Entries shown:
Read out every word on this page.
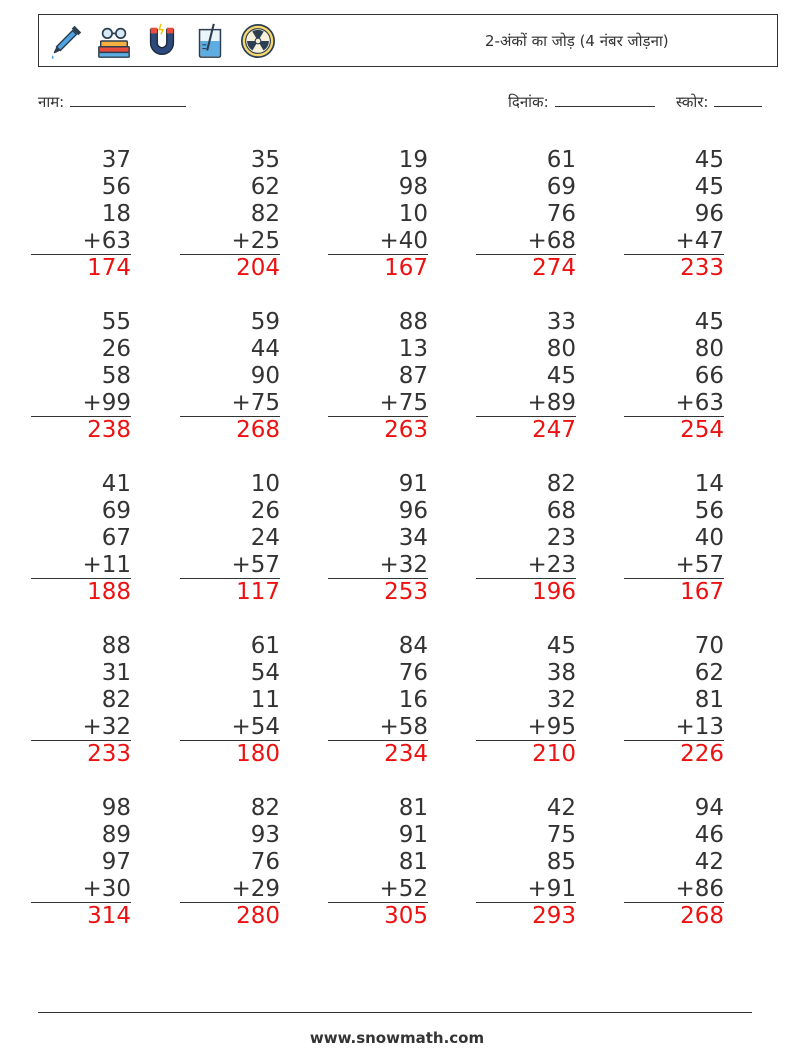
2-अंकों का जोड़ (4 नंबर जोड़ना)
नाम:	दिनांक:	स्कोर:
37
56
18
+63
174
35
62
82
+25
204
19
98
10
+40
167
61
69
76
+68
274
45
45
96
+47
233
55
26
58
+99
238
59
44
90
+75
268
88
13
87
+75
263
33
80
45
+89
247
45
80
66
+63
254
41
69
67
+11
188
10
26
24
+57
117
91
96
34
+32
253
82
68
23
+23
196
14
56
40
+57
167
88
31
82
+32
233
61
54
11
+54
180
84
76
16
+58
234
45
38
32
+95
210
70
62
81
+13
226
98
89
97
+30
314
82
93
76
+29
280
81
91
81
+52
305
42
75
85
+91
293
94
46
42
+86
268
www.snowmath.com
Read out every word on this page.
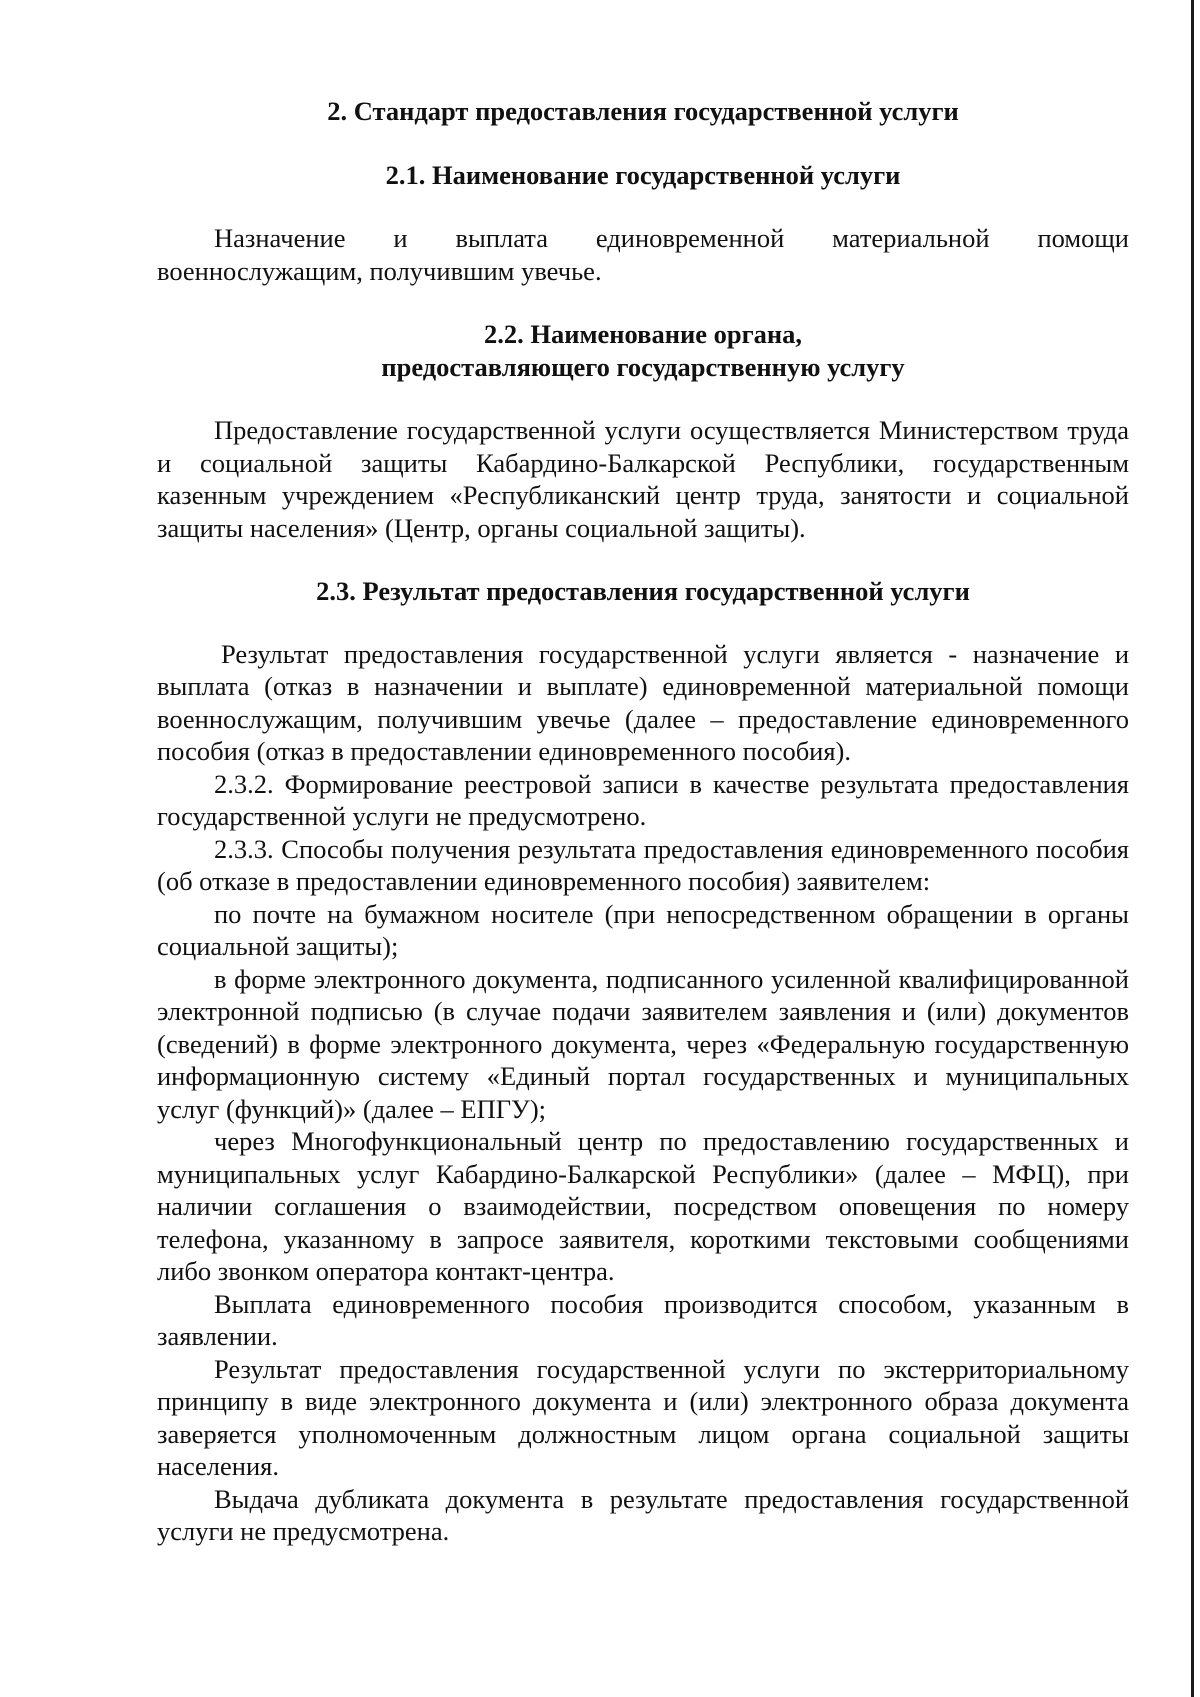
2. Стандарт предоставления государственной услуги

2.1. Наименование государственной услуги

Назначение и выплата единовременной материальной помощи военнослужащим, получившим увечье.

2.2. Наименование органа,

предоставляющего государственную услугу

Предоставление государственной услуги осуществляется Министерством труда и социальной защиты Кабардино-Балкарской Республики, государственным казенным учреждением «Республиканский центр труда, занятости и социальной защиты населения» (Центр, органы социальной защиты).

2.3. Результат предоставления государственной услуги

Результат предоставления государственной услуги является - назначение и выплата (отказ в назначении и выплате) единовременной материальной помощи военнослужащим, получившим увечье (далее – предоставление единовременного пособия (отказ в предоставлении единовременного пособия).

2.3.2. Формирование реестровой записи в качестве результата предоставления государственной услуги не предусмотрено.

2.3.3. Способы получения результата предоставления единовременного пособия (об отказе в предоставлении единовременного пособия) заявителем:

по почте на бумажном носителе (при непосредственном обращении в органы социальной защиты);

в форме электронного документа, подписанного усиленной квалифицированной электронной подписью (в случае подачи заявителем заявления и (или) документов (сведений) в форме электронного документа, через «Федеральную государственную информационную систему «Единый портал государственных и муниципальных услуг (функций)» (далее – ЕПГУ);

через Многофункциональный центр по предоставлению государственных и муниципальных услуг Кабардино-Балкарской Республики» (далее – МФЦ), при наличии соглашения о взаимодействии, посредством оповещения по номеру телефона, указанному в запросе заявителя, короткими текстовыми сообщениями либо звонком оператора контакт-центра.

Выплата единовременного пособия производится способом, указанным в заявлении.

Результат предоставления государственной услуги по экстерриториальному принципу в виде электронного документа и (или) электронного образа документа заверяется уполномоченным должностным лицом органа социальной защиты населения.

Выдача дубликата документа в результате предоставления государственной услуги не предусмотрена.
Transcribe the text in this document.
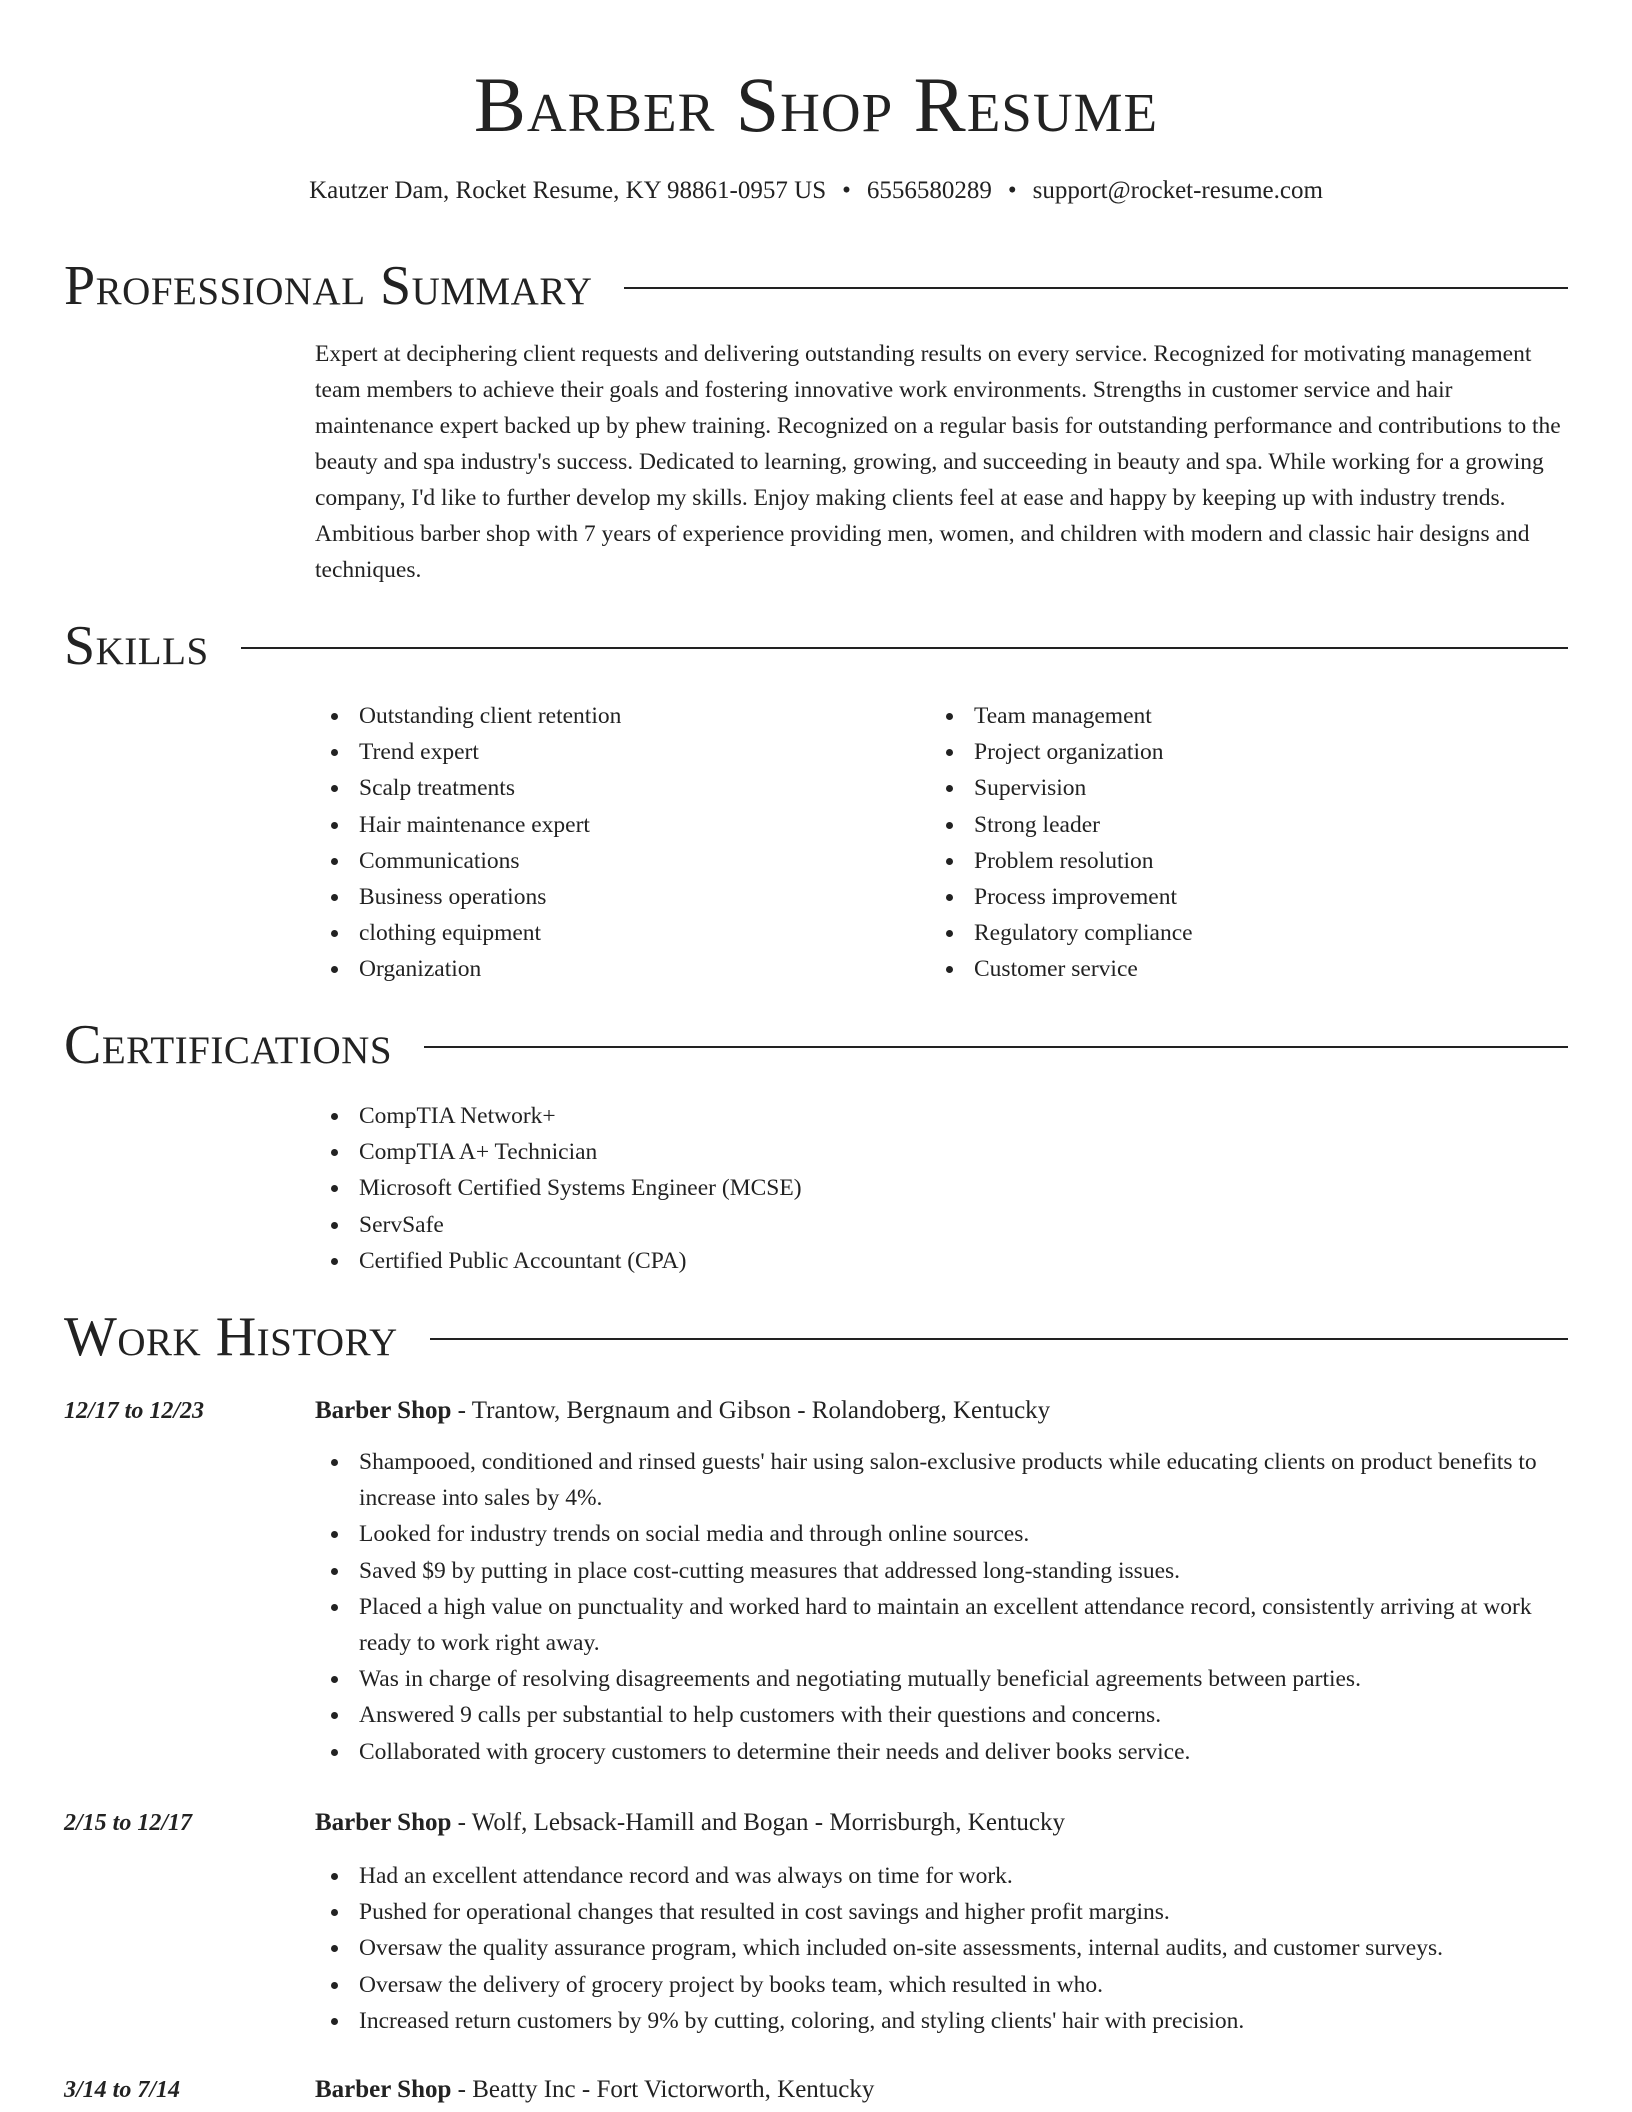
Barber Shop Resume
Kautzer Dam, Rocket Resume, KY 98861-0957 US • 6556580289 • support@rocket-resume.com
Professional Summary

Expert at deciphering client requests and delivering outstanding results on every service. Recognized for motivating management team members to achieve their goals and fostering innovative work environments. Strengths in customer service and hair maintenance expert backed up by phew training. Recognized on a regular basis for outstanding performance and contributions to the beauty and spa industry's success. Dedicated to learning, growing, and succeeding in beauty and spa. While working for a growing company, I'd like to further develop my skills. Enjoy making clients feel at ease and happy by keeping up with industry trends. Ambitious barber shop with 7 years of experience providing men, women, and children with modern and classic hair designs and techniques.

Skills
Outstanding client retention
Trend expert
Scalp treatments
Hair maintenance expert
Communications
Business operations
clothing equipment
Organization
Team management
Project organization
Supervision
Strong leader
Problem resolution
Process improvement
Regulatory compliance
Customer service
Certifications
CompTIA Network+
CompTIA A+ Technician
Microsoft Certified Systems Engineer (MCSE)
ServSafe
Certified Public Accountant (CPA)
Work History
12/17 to 12/23	Barber Shop - Trantow, Bergnaum and Gibson - Rolandoberg, Kentucky
Shampooed, conditioned and rinsed guests' hair using salon-exclusive products while educating clients on product benefits to increase into sales by 4%.
Looked for industry trends on social media and through online sources.
Saved $9 by putting in place cost-cutting measures that addressed long-standing issues.
Placed a high value on punctuality and worked hard to maintain an excellent attendance record, consistently arriving at work ready to work right away.
Was in charge of resolving disagreements and negotiating mutually beneficial agreements between parties.
Answered 9 calls per substantial to help customers with their questions and concerns.
Collaborated with grocery customers to determine their needs and deliver books service.
2/15 to 12/17	Barber Shop - Wolf, Lebsack-Hamill and Bogan - Morrisburgh, Kentucky
Had an excellent attendance record and was always on time for work.
Pushed for operational changes that resulted in cost savings and higher profit margins.
Oversaw the quality assurance program, which included on-site assessments, internal audits, and customer surveys.
Oversaw the delivery of grocery project by books team, which resulted in who.
Increased return customers by 9% by cutting, coloring, and styling clients' hair with precision.
3/14 to 7/14	Barber Shop - Beatty Inc - Fort Victorworth, Kentucky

Direction: Copy every record character for character. Skip the pictures.

Worked solution:
Read out every word on this page.
2-अंकों का जोड़ (4 नंबर जोड़ना)
नाम:	दिनांक:	स्कोर:
37
56
18
+63
174
35
62
82
+25
204
19
98
10
+40
167
61
69
76
+68
274
45
45
96
+47
233
55
26
58
+99
238
59
44
90
+75
268
88
13
87
+75
263
33
80
45
+89
247
45
80
66
+63
254
41
69
67
+11
188
10
26
24
+57
117
91
96
34
+32
253
82
68
23
+23
196
14
56
40
+57
167
88
31
82
+32
233
61
54
11
+54
180
84
76
16
+58
234
45
38
32
+95
210
70
62
81
+13
226
98
89
97
+30
314
82
93
76
+29
280
81
91
81
+52
305
42
75
85
+91
293
94
46
42
+86
268
www.snowmath.com
Read out every word on this page.
2. Стандарт предоставления государственной услуги

2.1. Наименование государственной услуги

Назначение и выплата единовременной материальной помощи военнослужащим, получившим увечье.

2.2. Наименование органа,

предоставляющего государственную услугу

Предоставление государственной услуги осуществляется Министерством труда и социальной защиты Кабардино-Балкарской Республики, государственным казенным учреждением «Республиканский центр труда, занятости и социальной защиты населения» (Центр, органы социальной защиты).

2.3. Результат предоставления государственной услуги

Результат предоставления государственной услуги является - назначение и выплата (отказ в назначении и выплате) единовременной материальной помощи военнослужащим, получившим увечье (далее – предоставление единовременного пособия (отказ в предоставлении единовременного пособия).

2.3.2. Формирование реестровой записи в качестве результата предоставления государственной услуги не предусмотрено.

2.3.3. Способы получения результата предоставления единовременного пособия (об отказе в предоставлении единовременного пособия) заявителем:

по почте на бумажном носителе (при непосредственном обращении в органы социальной защиты);

в форме электронного документа, подписанного усиленной квалифицированной электронной подписью (в случае подачи заявителем заявления и (или) документов (сведений) в форме электронного документа, через «Федеральную государственную информационную систему «Единый портал государственных и муниципальных услуг (функций)» (далее – ЕПГУ);

через Многофункциональный центр по предоставлению государственных и муниципальных услуг Кабардино-Балкарской Республики» (далее – МФЦ), при наличии соглашения о взаимодействии, посредством оповещения по номеру телефона, указанному в запросе заявителя, короткими текстовыми сообщениями либо звонком оператора контакт-центра.

Выплата единовременного пособия производится способом, указанным в заявлении.

Результат предоставления государственной услуги по экстерриториальному принципу в виде электронного документа и (или) электронного образа документа заверяется уполномоченным должностным лицом органа социальной защиты населения.

Выдача дубликата документа в результате предоставления государственной услуги не предусмотрена.
Transcribe the text in this document.
Barber Shop Resume
Kautzer Dam, Rocket Resume, KY 98861-0957 US • 6556580289 • support@rocket-resume.com
Professional Summary

Expert at deciphering client requests and delivering outstanding results on every service. Recognized for motivating management team members to achieve their goals and fostering innovative work environments. Strengths in customer service and hair maintenance expert backed up by phew training. Recognized on a regular basis for outstanding performance and contributions to the beauty and spa industry's success. Dedicated to learning, growing, and succeeding in beauty and spa. While working for a growing company, I'd like to further develop my skills. Enjoy making clients feel at ease and happy by keeping up with industry trends. Ambitious barber shop with 7 years of experience providing men, women, and children with modern and classic hair designs and techniques.

Skills
Outstanding client retention
Trend expert
Scalp treatments
Hair maintenance expert
Communications
Business operations
clothing equipment
Organization
Team management
Project organization
Supervision
Strong leader
Problem resolution
Process improvement
Regulatory compliance
Customer service
Certifications
CompTIA Network+
CompTIA A+ Technician
Microsoft Certified Systems Engineer (MCSE)
ServSafe
Certified Public Accountant (CPA)
Work History
12/17 to 12/23	Barber Shop - Trantow, Bergnaum and Gibson - Rolandoberg, Kentucky
Shampooed, conditioned and rinsed guests' hair using salon-exclusive products while educating clients on product benefits to increase into sales by 4%.
Looked for industry trends on social media and through online sources.
Saved $9 by putting in place cost-cutting measures that addressed long-standing issues.
Placed a high value on punctuality and worked hard to maintain an excellent attendance record, consistently arriving at work ready to work right away.
Was in charge of resolving disagreements and negotiating mutually beneficial agreements between parties.
Answered 9 calls per substantial to help customers with their questions and concerns.
Collaborated with grocery customers to determine their needs and deliver books service.
2/15 to 12/17	Barber Shop - Wolf, Lebsack-Hamill and Bogan - Morrisburgh, Kentucky
Had an excellent attendance record and was always on time for work.
Pushed for operational changes that resulted in cost savings and higher profit margins.
Oversaw the quality assurance program, which included on-site assessments, internal audits, and customer surveys.
Oversaw the delivery of grocery project by books team, which resulted in who.
Increased return customers by 9% by cutting, coloring, and styling clients' hair with precision.
3/14 to 7/14	Barber Shop - Beatty Inc - Fort Victorworth, Kentucky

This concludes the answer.